Description of the task: Copy each of the lines below word for word, omitting the picture.

>> Start Dataset excerpts

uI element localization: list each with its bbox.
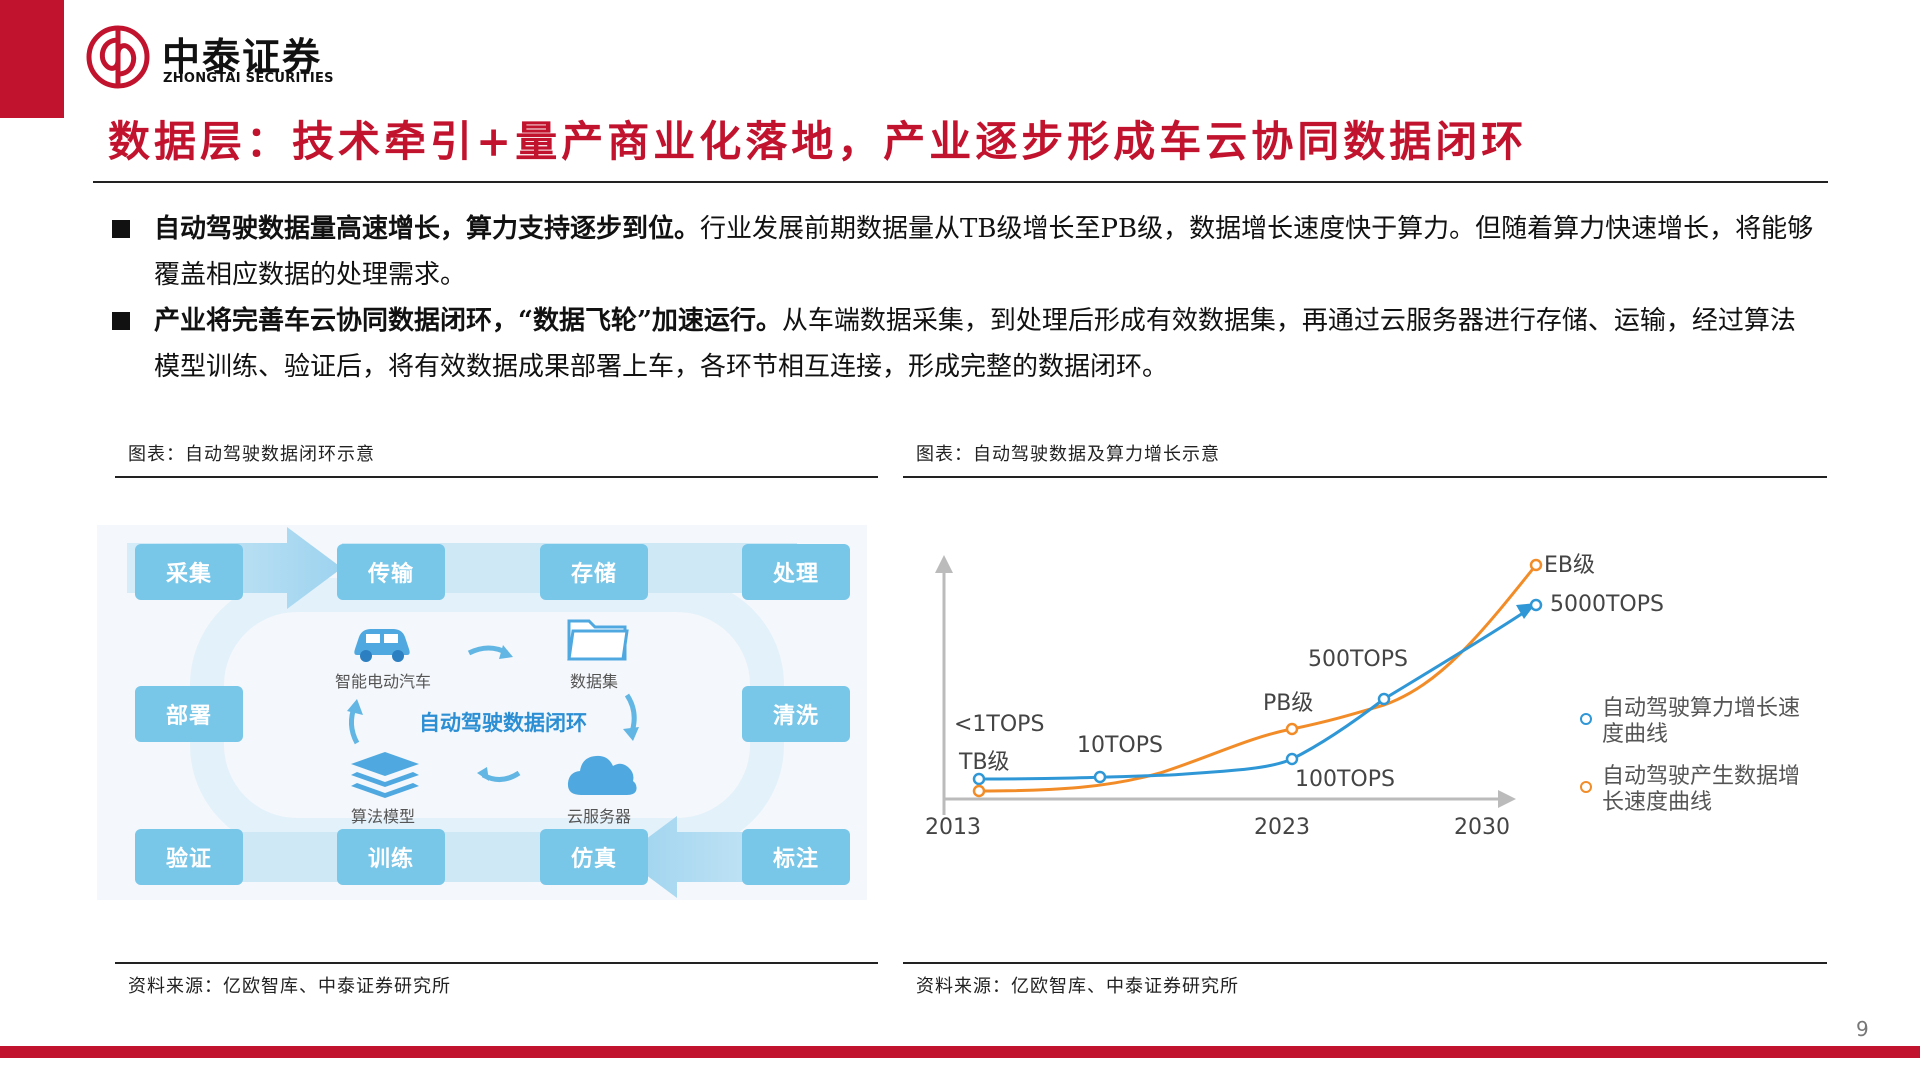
node-clean: 清洗	[742, 686, 850, 742]
loop-center-label: 自动驾驶数据闭环	[419, 711, 587, 735]
x-axis-arrow	[1498, 790, 1516, 808]
data-label-500tops: 500TOPS	[1308, 647, 1408, 672]
bullet-item: 自动驾驶数据量高速增长，算力支持逐步到位。行业发展前期数据量从TB级增长至PB级…	[108, 206, 1818, 298]
right-figure-source: 资料来源：亿欧智库、中泰证券研究所	[916, 976, 1239, 997]
point-compute-2	[1285, 752, 1299, 766]
title-divider	[93, 181, 1828, 183]
bullet-text: 从车端数据采集，到处理后形成有效数据集，再通过云服务器进行存储、运输，经过算法模…	[154, 306, 1796, 382]
bullet-bold: 自动驾驶数据量高速增长，算力支持逐步到位。	[154, 214, 701, 244]
header-accent-block	[0, 0, 64, 118]
node-train: 训练	[337, 829, 445, 885]
footer-accent-bar	[0, 1046, 1920, 1058]
series-line-compute	[978, 609, 1527, 781]
right-caption-rule	[903, 476, 1827, 478]
node-deploy: 部署	[135, 686, 243, 742]
bullet-square-icon	[112, 220, 130, 238]
bullet-item: 产业将完善车云协同数据闭环，“数据飞轮”加速运行。从车端数据采集，到处理后形成有…	[108, 298, 1818, 390]
node-store: 存储	[540, 544, 648, 600]
legend-marker-compute	[1580, 713, 1592, 725]
node-process: 处理	[742, 544, 850, 600]
zhongtai-logo	[85, 24, 345, 94]
data-label-pb: PB级	[1263, 691, 1314, 716]
growth-chart-svg	[935, 555, 1543, 815]
bullet-list: 自动驾驶数据量高速增长，算力支持逐步到位。行业发展前期数据量从TB级增长至PB级…	[108, 206, 1818, 390]
zhongtai-logo-icon	[86, 25, 150, 89]
layers-icon	[351, 752, 419, 798]
label-cloud-server: 云服务器	[567, 807, 632, 826]
bullet-bold: 产业将完善车云协同数据闭环，“数据飞轮”加速运行。	[154, 306, 782, 336]
bullet-square-icon	[112, 312, 130, 330]
data-label-5000tops: 5000TOPS	[1550, 592, 1664, 617]
right-figure-caption: 图表：自动驾驶数据及算力增长示意	[916, 444, 1220, 465]
growth-chart: 2013 2023 2030 <1TOPS 10TOPS 100TOPS 500…	[910, 525, 1830, 865]
brand-name-en: ZHONGTAI SECURITIES	[163, 71, 334, 86]
car-icon	[354, 629, 410, 662]
label-algorithm-model: 算法模型	[351, 807, 416, 826]
series-line-data	[978, 564, 1538, 793]
label-smart-ev: 智能电动汽车	[335, 672, 432, 691]
legend-data: 自动驾驶产生数据增长速度曲线	[1602, 764, 1801, 815]
x-tick-label: 2023	[1254, 815, 1310, 840]
x-tick-label: 2030	[1454, 815, 1510, 840]
left-caption-rule	[115, 476, 878, 478]
y-axis-arrow	[935, 555, 953, 573]
node-simulate: 仿真	[540, 829, 648, 885]
data-label-100tops: 100TOPS	[1295, 767, 1395, 792]
page-title: 数据层：技术牵引+量产商业化落地，产业逐步形成车云协同数据闭环	[108, 117, 1528, 166]
data-label-eb: EB级	[1544, 553, 1595, 578]
node-label: 标注	[742, 829, 850, 885]
legend-marker-data	[1580, 781, 1592, 793]
data-label-10tops: 10TOPS	[1077, 733, 1163, 758]
point-compute-0	[972, 772, 986, 786]
point-data-2	[1529, 558, 1543, 572]
legend-compute: 自动驾驶算力增长速度曲线	[1602, 696, 1801, 747]
node-collect: 采集	[135, 544, 243, 600]
node-transmit: 传输	[337, 544, 445, 600]
node-validate: 验证	[135, 829, 243, 885]
data-loop-diagram: 采集 传输 存储 处理 部署 清洗 验证 训练 仿真 标注 智能电动汽车 数据集…	[97, 525, 867, 900]
right-source-rule	[903, 962, 1827, 964]
brand-name-cn: 中泰证券	[162, 35, 323, 79]
cycle-arrow-icon	[347, 645, 639, 782]
cloud-icon	[567, 755, 637, 795]
point-data-1	[1285, 722, 1299, 736]
folder-icon	[567, 619, 629, 661]
point-data-0	[972, 784, 986, 798]
point-compute-3	[1377, 692, 1391, 706]
left-source-rule	[115, 962, 878, 964]
point-compute-4	[1529, 598, 1543, 612]
page-number: 9	[1856, 1017, 1869, 1041]
data-label-tb: TB级	[959, 750, 1010, 775]
left-figure-caption: 图表：自动驾驶数据闭环示意	[128, 444, 375, 465]
x-tick-label: 2013	[925, 815, 981, 840]
bullet-text: 行业发展前期数据量从TB级增长至PB级，数据增长速度快于算力。但随着算力快速增长…	[154, 214, 1814, 290]
left-figure-source: 资料来源：亿欧智库、中泰证券研究所	[128, 976, 451, 997]
point-compute-1	[1093, 770, 1107, 784]
data-label-lt1tops: <1TOPS	[954, 712, 1045, 737]
label-dataset: 数据集	[570, 672, 619, 691]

>> End Dataset excerpts

Answer to the task:
uI element localization: list each with its bbox.
node-clean: 清洗	[742, 686, 850, 742]
loop-center-label: 自动驾驶数据闭环	[419, 711, 587, 735]
x-axis-arrow	[1498, 790, 1516, 808]
data-label-500tops: 500TOPS	[1308, 647, 1408, 672]
bullet-item: 自动驾驶数据量高速增长，算力支持逐步到位。行业发展前期数据量从TB级增长至PB级…	[108, 206, 1818, 298]
right-figure-source: 资料来源：亿欧智库、中泰证券研究所	[916, 976, 1239, 997]
point-compute-2	[1285, 752, 1299, 766]
title-divider	[93, 181, 1828, 183]
bullet-text: 从车端数据采集，到处理后形成有效数据集，再通过云服务器进行存储、运输，经过算法模…	[154, 306, 1796, 382]
bullet-bold: 自动驾驶数据量高速增长，算力支持逐步到位。	[154, 214, 701, 244]
header-accent-block	[0, 0, 64, 118]
node-train: 训练	[337, 829, 445, 885]
footer-accent-bar	[0, 1046, 1920, 1058]
series-line-compute	[978, 609, 1527, 781]
right-caption-rule	[903, 476, 1827, 478]
node-deploy: 部署	[135, 686, 243, 742]
bullet-square-icon	[112, 220, 130, 238]
bullet-item: 产业将完善车云协同数据闭环，“数据飞轮”加速运行。从车端数据采集，到处理后形成有…	[108, 298, 1818, 390]
node-store: 存储	[540, 544, 648, 600]
legend-marker-compute	[1580, 713, 1592, 725]
node-process: 处理	[742, 544, 850, 600]
zhongtai-logo	[85, 24, 345, 94]
data-label-pb: PB级	[1263, 691, 1314, 716]
growth-chart-svg	[935, 555, 1543, 815]
bullet-list: 自动驾驶数据量高速增长，算力支持逐步到位。行业发展前期数据量从TB级增长至PB级…	[108, 206, 1818, 390]
zhongtai-logo-icon	[86, 25, 150, 89]
layers-icon	[351, 752, 419, 798]
label-cloud-server: 云服务器	[567, 807, 632, 826]
bullet-bold: 产业将完善车云协同数据闭环，“数据飞轮”加速运行。	[154, 306, 782, 336]
bullet-square-icon	[112, 312, 130, 330]
data-label-5000tops: 5000TOPS	[1550, 592, 1664, 617]
right-figure-caption: 图表：自动驾驶数据及算力增长示意	[916, 444, 1220, 465]
growth-chart: 2013 2023 2030 <1TOPS 10TOPS 100TOPS 500…	[910, 525, 1830, 865]
brand-name-en: ZHONGTAI SECURITIES	[163, 71, 334, 86]
car-icon	[354, 629, 410, 662]
label-algorithm-model: 算法模型	[351, 807, 416, 826]
series-line-data	[978, 564, 1538, 793]
label-smart-ev: 智能电动汽车	[335, 672, 432, 691]
legend-data: 自动驾驶产生数据增长速度曲线	[1602, 764, 1801, 815]
x-tick-label: 2023	[1254, 815, 1310, 840]
x-tick-label: 2030	[1454, 815, 1510, 840]
left-caption-rule	[115, 476, 878, 478]
y-axis-arrow	[935, 555, 953, 573]
node-simulate: 仿真	[540, 829, 648, 885]
data-label-100tops: 100TOPS	[1295, 767, 1395, 792]
page-title: 数据层：技术牵引+量产商业化落地，产业逐步形成车云协同数据闭环	[108, 117, 1528, 166]
data-label-eb: EB级	[1544, 553, 1595, 578]
node-label: 标注	[742, 829, 850, 885]
legend-marker-data	[1580, 781, 1592, 793]
data-label-10tops: 10TOPS	[1077, 733, 1163, 758]
point-compute-0	[972, 772, 986, 786]
point-data-2	[1529, 558, 1543, 572]
legend-compute: 自动驾驶算力增长速度曲线	[1602, 696, 1801, 747]
node-collect: 采集	[135, 544, 243, 600]
node-transmit: 传输	[337, 544, 445, 600]
node-validate: 验证	[135, 829, 243, 885]
data-loop-diagram: 采集 传输 存储 处理 部署 清洗 验证 训练 仿真 标注 智能电动汽车 数据集…	[97, 525, 867, 900]
right-source-rule	[903, 962, 1827, 964]
brand-name-cn: 中泰证券	[162, 35, 323, 79]
cycle-arrow-icon	[347, 645, 639, 782]
cloud-icon	[567, 755, 637, 795]
point-data-1	[1285, 722, 1299, 736]
folder-icon	[567, 619, 629, 661]
point-data-0	[972, 784, 986, 798]
point-compute-3	[1377, 692, 1391, 706]
left-source-rule	[115, 962, 878, 964]
point-compute-4	[1529, 598, 1543, 612]
page-number: 9	[1856, 1017, 1869, 1041]
data-label-tb: TB级	[959, 750, 1010, 775]
left-figure-caption: 图表：自动驾驶数据闭环示意	[128, 444, 375, 465]
x-tick-label: 2013	[925, 815, 981, 840]
bullet-text: 行业发展前期数据量从TB级增长至PB级，数据增长速度快于算力。但随着算力快速增长…	[154, 214, 1814, 290]
left-figure-source: 资料来源：亿欧智库、中泰证券研究所	[128, 976, 451, 997]
point-compute-1	[1093, 770, 1107, 784]
data-label-lt1tops: <1TOPS	[954, 712, 1045, 737]
label-dataset: 数据集	[570, 672, 619, 691]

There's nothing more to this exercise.